Write out the data below exactly as given, without any of its pictures.

+++ PROVIDED RECORDS

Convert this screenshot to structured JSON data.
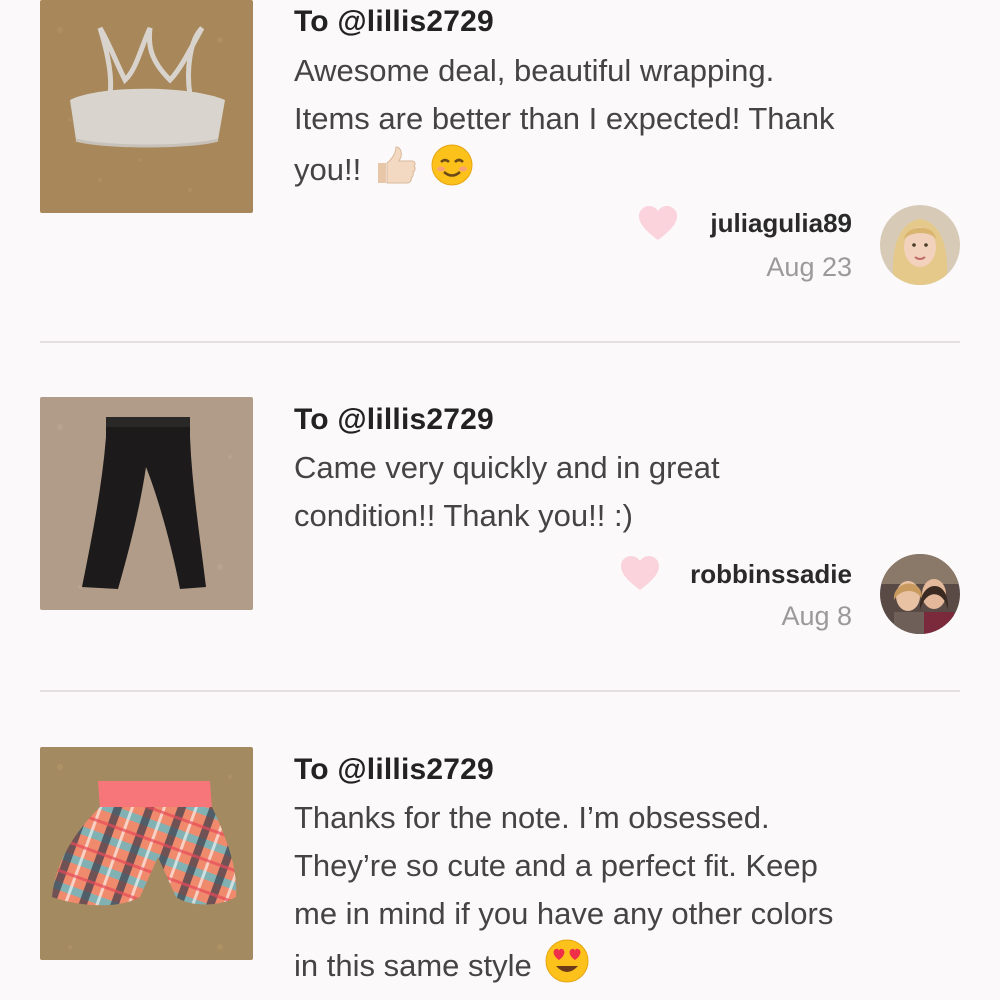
{
  "reviews": [
    {
      "to": "To @lillis2729",
      "message_lines": [
        "Awesome deal, beautiful wrapping.",
        "Items are better than I expected! Thank",
        "you!!"
      ],
      "emojis": [
        "thumbs-up-icon",
        "smiling-face-icon"
      ],
      "username": "juliagulia89",
      "date": "Aug 23",
      "item_image": "sports-bra-photo"
    },
    {
      "to": "To @lillis2729",
      "message_lines": [
        "Came very quickly and in great",
        "condition!! Thank you!! :)"
      ],
      "username": "robbinssadie",
      "date": "Aug 8",
      "item_image": "black-leggings-photo"
    },
    {
      "to": "To @lillis2729",
      "message_lines": [
        "Thanks for the note. I’m obsessed.",
        "They’re so cute and a perfect fit. Keep",
        "me in mind if you have any other colors",
        "in this same style"
      ],
      "emojis": [
        "heart-eyes-icon"
      ],
      "item_image": "plaid-shorts-photo"
    }
  ],
  "colors": {
    "heart": "#fbd3dd",
    "divider": "#e4e0e2",
    "date": "#9a9a9a"
  }
}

++++++

* [TASK ANSWER]:
Convert this screenshot to structured JSON data.
{
  "reviews": [
    {
      "to": "To @lillis2729",
      "message_lines": [
        "Awesome deal, beautiful wrapping.",
        "Items are better than I expected! Thank",
        "you!!"
      ],
      "emojis": [
        "thumbs-up-icon",
        "smiling-face-icon"
      ],
      "username": "juliagulia89",
      "date": "Aug 23",
      "item_image": "sports-bra-photo"
    },
    {
      "to": "To @lillis2729",
      "message_lines": [
        "Came very quickly and in great",
        "condition!! Thank you!! :)"
      ],
      "username": "robbinssadie",
      "date": "Aug 8",
      "item_image": "black-leggings-photo"
    },
    {
      "to": "To @lillis2729",
      "message_lines": [
        "Thanks for the note. I’m obsessed.",
        "They’re so cute and a perfect fit. Keep",
        "me in mind if you have any other colors",
        "in this same style"
      ],
      "emojis": [
        "heart-eyes-icon"
      ],
      "item_image": "plaid-shorts-photo"
    }
  ],
  "colors": {
    "heart": "#fbd3dd",
    "divider": "#e4e0e2",
    "date": "#9a9a9a"
  }
}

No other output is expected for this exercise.